Copy only what runs from the line containing "Read out every word on this page." through the end of the material below, line for line, with both ends included.

Collected data
· · · · ·
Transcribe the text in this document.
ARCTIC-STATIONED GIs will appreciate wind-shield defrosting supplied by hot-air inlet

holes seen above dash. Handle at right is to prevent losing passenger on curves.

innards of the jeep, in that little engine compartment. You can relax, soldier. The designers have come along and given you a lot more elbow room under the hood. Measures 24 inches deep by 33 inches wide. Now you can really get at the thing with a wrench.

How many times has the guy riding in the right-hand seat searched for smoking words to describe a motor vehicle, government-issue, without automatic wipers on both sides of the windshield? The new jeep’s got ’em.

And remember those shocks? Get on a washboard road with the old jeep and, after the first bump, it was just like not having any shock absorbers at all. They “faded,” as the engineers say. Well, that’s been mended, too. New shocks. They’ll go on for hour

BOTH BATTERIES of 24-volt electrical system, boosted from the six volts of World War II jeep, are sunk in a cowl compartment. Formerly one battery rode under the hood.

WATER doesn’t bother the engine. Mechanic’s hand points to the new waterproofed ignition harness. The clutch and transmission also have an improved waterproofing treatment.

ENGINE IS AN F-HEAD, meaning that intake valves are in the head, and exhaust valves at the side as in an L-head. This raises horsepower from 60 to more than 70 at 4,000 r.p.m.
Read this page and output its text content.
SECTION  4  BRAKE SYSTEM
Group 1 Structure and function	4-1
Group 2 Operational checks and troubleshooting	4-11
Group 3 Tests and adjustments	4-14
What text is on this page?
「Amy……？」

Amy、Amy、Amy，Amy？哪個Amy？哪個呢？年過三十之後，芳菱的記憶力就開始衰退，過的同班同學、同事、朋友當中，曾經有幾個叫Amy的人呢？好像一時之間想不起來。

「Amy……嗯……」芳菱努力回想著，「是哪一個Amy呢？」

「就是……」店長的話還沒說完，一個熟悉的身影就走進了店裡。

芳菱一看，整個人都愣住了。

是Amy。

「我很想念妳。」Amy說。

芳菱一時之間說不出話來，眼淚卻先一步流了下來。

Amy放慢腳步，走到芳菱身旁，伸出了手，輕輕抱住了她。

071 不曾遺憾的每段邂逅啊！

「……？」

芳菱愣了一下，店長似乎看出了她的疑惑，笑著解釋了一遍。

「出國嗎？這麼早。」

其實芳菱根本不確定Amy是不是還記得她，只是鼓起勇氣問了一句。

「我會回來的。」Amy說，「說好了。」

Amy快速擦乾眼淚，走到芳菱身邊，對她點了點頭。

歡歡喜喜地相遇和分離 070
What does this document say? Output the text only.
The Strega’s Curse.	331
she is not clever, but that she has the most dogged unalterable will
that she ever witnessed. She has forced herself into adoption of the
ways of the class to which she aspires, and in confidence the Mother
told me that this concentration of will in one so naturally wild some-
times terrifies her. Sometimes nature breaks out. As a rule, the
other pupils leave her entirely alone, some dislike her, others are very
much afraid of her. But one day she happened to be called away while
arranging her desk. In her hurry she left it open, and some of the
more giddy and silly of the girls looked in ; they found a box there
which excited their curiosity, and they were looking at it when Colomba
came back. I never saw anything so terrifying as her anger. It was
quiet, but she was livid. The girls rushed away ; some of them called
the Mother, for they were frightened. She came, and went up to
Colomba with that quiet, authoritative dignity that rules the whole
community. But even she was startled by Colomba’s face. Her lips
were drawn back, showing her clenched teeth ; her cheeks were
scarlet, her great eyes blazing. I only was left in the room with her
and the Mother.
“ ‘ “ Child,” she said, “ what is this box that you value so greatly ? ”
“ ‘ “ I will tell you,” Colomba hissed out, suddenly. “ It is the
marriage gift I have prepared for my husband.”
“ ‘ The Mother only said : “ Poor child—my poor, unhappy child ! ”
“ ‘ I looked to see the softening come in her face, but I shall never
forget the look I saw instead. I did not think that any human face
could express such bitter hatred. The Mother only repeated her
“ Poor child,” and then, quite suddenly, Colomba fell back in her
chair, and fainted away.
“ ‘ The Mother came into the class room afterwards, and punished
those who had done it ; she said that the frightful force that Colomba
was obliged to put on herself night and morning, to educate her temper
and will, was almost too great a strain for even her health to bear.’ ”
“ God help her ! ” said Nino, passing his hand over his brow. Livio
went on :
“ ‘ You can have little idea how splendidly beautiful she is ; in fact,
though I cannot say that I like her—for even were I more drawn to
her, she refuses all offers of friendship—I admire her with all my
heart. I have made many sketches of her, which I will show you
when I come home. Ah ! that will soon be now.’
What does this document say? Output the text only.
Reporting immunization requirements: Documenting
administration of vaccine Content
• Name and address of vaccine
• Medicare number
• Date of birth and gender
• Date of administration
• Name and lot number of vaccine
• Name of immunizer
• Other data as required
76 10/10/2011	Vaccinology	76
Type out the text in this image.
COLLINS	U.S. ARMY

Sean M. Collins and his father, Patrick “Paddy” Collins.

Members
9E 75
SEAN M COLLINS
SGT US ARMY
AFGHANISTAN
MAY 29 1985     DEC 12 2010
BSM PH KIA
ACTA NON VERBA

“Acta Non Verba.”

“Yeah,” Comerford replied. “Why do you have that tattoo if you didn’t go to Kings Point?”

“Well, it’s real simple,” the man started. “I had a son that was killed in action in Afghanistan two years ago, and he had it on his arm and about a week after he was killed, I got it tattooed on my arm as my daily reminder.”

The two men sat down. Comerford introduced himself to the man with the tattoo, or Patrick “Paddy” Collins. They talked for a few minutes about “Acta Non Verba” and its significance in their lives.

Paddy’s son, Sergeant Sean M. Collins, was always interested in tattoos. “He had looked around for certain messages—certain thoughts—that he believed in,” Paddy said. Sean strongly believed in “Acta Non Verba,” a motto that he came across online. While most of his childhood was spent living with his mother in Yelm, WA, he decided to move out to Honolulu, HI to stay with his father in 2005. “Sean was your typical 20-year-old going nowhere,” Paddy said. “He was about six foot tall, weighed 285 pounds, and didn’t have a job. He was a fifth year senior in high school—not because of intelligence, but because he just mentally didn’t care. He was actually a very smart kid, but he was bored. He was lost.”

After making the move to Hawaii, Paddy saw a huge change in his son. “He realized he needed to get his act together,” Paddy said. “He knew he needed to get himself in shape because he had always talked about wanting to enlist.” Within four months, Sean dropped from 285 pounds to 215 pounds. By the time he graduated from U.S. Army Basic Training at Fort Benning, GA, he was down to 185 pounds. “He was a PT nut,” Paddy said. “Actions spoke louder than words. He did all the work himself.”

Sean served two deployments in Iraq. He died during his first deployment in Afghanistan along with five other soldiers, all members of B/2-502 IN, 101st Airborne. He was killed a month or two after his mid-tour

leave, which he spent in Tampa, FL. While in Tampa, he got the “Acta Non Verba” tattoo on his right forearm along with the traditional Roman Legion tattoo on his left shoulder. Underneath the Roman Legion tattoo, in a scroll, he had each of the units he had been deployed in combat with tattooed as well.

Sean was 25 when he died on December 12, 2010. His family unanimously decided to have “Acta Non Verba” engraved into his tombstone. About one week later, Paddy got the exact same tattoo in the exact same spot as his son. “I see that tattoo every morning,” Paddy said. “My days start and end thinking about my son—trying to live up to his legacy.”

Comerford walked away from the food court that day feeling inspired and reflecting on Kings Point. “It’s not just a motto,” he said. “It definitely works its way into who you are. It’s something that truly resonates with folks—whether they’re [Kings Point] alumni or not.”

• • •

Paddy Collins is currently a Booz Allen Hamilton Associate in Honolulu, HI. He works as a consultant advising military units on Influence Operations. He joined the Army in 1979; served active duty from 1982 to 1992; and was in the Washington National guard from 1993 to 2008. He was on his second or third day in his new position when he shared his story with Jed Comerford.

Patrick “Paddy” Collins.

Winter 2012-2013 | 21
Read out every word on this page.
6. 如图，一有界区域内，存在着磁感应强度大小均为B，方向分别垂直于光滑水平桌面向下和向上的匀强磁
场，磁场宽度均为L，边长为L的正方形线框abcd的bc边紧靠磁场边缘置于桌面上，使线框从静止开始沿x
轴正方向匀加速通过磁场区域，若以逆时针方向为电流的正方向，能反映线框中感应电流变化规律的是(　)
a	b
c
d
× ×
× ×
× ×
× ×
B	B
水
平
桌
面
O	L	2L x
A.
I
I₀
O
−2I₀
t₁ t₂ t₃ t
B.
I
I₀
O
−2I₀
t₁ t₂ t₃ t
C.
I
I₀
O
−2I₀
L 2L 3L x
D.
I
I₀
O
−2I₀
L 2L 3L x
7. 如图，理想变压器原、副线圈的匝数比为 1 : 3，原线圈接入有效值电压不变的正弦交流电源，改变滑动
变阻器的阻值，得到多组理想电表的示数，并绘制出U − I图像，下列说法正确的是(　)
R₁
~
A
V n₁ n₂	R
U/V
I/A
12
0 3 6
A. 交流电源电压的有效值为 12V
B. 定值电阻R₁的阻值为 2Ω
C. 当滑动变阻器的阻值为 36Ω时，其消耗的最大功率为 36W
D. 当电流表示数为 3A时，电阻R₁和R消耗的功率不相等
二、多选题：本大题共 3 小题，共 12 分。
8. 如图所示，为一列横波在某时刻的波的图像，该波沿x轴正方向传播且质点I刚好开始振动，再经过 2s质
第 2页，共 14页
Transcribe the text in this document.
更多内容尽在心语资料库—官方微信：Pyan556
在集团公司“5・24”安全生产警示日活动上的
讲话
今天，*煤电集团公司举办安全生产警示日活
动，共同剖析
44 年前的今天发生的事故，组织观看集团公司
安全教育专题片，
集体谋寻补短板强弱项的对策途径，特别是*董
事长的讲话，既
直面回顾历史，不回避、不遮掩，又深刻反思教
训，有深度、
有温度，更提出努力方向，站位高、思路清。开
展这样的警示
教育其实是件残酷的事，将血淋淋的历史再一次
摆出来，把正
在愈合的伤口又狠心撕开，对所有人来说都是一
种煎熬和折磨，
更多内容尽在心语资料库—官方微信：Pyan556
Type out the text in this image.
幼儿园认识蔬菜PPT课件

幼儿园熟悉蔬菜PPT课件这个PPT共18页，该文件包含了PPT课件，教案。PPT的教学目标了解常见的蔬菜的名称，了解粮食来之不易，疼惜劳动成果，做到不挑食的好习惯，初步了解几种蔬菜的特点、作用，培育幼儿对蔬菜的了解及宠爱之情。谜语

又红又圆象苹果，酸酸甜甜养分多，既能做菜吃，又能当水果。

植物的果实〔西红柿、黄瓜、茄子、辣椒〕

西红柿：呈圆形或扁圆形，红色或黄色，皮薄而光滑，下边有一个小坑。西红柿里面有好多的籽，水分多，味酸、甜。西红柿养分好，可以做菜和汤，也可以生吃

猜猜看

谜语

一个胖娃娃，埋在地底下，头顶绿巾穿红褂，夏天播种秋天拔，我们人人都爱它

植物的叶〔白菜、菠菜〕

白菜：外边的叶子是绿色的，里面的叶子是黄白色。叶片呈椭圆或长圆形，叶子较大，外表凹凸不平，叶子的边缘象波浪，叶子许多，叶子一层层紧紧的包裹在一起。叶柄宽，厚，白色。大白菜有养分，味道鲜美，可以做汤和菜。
· · · · ·
FINISHED ANSWER>
Read out every word on this page.
6. 如图，一有界区域内，存在着磁感应强度大小均为B，方向分别垂直于光滑水平桌面向下和向上的匀强磁
场，磁场宽度均为L，边长为L的正方形线框abcd的bc边紧靠磁场边缘置于桌面上，使线框从静止开始沿x
轴正方向匀加速通过磁场区域，若以逆时针方向为电流的正方向，能反映线框中感应电流变化规律的是(　)
a	b
c
d
× ×
× ×
× ×
× ×
B	B
水
平
桌
面
O	L	2L x
A.
I
I₀
O
−2I₀
t₁ t₂ t₃ t
B.
I
I₀
O
−2I₀
t₁ t₂ t₃ t
C.
I
I₀
O
−2I₀
L 2L 3L x
D.
I
I₀
O
−2I₀
L 2L 3L x
7. 如图，理想变压器原、副线圈的匝数比为 1 : 3，原线圈接入有效值电压不变的正弦交流电源，改变滑动
变阻器的阻值，得到多组理想电表的示数，并绘制出U − I图像，下列说法正确的是(　)
R₁
~
A
V n₁ n₂	R
U/V
I/A
12
0 3 6
A. 交流电源电压的有效值为 12V
B. 定值电阻R₁的阻值为 2Ω
C. 当滑动变阻器的阻值为 36Ω时，其消耗的最大功率为 36W
D. 当电流表示数为 3A时，电阻R₁和R消耗的功率不相等
二、多选题：本大题共 3 小题，共 12 分。
8. 如图所示，为一列横波在某时刻的波的图像，该波沿x轴正方向传播且质点I刚好开始振动，再经过 2s质
第 2页，共 14页
Transcribe the text in this document.
更多内容尽在心语资料库—官方微信：Pyan556
在集团公司“5・24”安全生产警示日活动上的
讲话
今天，*煤电集团公司举办安全生产警示日活
动，共同剖析
44 年前的今天发生的事故，组织观看集团公司
安全教育专题片，
集体谋寻补短板强弱项的对策途径，特别是*董
事长的讲话，既
直面回顾历史，不回避、不遮掩，又深刻反思教
训，有深度、
有温度，更提出努力方向，站位高、思路清。开
展这样的警示
教育其实是件残酷的事，将血淋淋的历史再一次
摆出来，把正
在愈合的伤口又狠心撕开，对所有人来说都是一
种煎熬和折磨，
更多内容尽在心语资料库—官方微信：Pyan556
Type out the text in this image.
幼儿园认识蔬菜PPT课件

幼儿园熟悉蔬菜PPT课件这个PPT共18页，该文件包含了PPT课件，教案。PPT的教学目标了解常见的蔬菜的名称，了解粮食来之不易，疼惜劳动成果，做到不挑食的好习惯，初步了解几种蔬菜的特点、作用，培育幼儿对蔬菜的了解及宠爱之情。谜语

又红又圆象苹果，酸酸甜甜养分多，既能做菜吃，又能当水果。

植物的果实〔西红柿、黄瓜、茄子、辣椒〕

西红柿：呈圆形或扁圆形，红色或黄色，皮薄而光滑，下边有一个小坑。西红柿里面有好多的籽，水分多，味酸、甜。西红柿养分好，可以做菜和汤，也可以生吃

猜猜看

谜语

一个胖娃娃，埋在地底下，头顶绿巾穿红褂，夏天播种秋天拔，我们人人都爱它

植物的叶〔白菜、菠菜〕

白菜：外边的叶子是绿色的，里面的叶子是黄白色。叶片呈椭圆或长圆形，叶子较大，外表凹凸不平，叶子的边缘象波浪，叶子许多，叶子一层层紧紧的包裹在一起。叶柄宽，厚，白色。大白菜有养分，味道鲜美，可以做汤和菜。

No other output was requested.